* Challenge *
Search the data below for "name"; list each line that holds it.

════════════════

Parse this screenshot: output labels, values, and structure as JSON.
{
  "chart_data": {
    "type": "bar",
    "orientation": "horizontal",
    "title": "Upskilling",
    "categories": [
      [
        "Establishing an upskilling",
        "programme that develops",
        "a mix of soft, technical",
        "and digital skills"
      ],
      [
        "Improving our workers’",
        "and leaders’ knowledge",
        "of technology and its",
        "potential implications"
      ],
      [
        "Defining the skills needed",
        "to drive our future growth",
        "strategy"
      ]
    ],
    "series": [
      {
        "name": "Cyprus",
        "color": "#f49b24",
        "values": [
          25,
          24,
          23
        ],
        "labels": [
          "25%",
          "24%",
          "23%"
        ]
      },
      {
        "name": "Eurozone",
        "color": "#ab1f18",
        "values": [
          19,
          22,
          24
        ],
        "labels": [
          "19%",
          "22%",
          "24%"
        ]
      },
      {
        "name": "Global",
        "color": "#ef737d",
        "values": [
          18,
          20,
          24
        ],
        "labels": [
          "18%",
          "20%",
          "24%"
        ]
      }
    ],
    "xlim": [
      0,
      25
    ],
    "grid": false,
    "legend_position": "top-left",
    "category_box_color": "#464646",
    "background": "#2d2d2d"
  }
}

════════════════

* Solution to this task *
        "name": "Cyprus",
        "name": "Eurozone",
        "name": "Global",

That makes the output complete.